Required work: Read the records below and copy each line that contains "document".
[Start]
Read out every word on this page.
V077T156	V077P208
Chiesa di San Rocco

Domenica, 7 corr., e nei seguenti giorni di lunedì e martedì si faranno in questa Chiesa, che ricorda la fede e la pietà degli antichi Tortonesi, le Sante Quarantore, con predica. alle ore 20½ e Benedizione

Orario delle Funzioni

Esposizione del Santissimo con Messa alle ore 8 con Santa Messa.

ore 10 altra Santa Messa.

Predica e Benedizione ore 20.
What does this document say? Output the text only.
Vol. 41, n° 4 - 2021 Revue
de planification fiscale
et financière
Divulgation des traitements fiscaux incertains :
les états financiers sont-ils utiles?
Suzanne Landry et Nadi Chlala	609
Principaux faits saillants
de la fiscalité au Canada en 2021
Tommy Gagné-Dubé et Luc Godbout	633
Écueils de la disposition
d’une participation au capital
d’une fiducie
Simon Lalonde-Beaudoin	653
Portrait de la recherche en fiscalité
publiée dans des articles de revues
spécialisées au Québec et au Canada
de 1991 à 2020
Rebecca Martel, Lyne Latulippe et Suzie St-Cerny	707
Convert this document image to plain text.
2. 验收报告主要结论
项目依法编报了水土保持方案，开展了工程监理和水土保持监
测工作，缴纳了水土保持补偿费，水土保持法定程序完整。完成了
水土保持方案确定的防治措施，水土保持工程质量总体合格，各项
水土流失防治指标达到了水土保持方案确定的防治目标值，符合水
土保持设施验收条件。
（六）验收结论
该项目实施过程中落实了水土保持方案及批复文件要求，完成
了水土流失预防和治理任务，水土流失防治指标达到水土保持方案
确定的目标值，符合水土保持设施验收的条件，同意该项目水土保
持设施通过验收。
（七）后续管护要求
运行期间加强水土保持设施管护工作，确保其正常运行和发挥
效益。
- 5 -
[End]
Complete answer:
What does this document say? Output the text only.
Convert this document image to plain text.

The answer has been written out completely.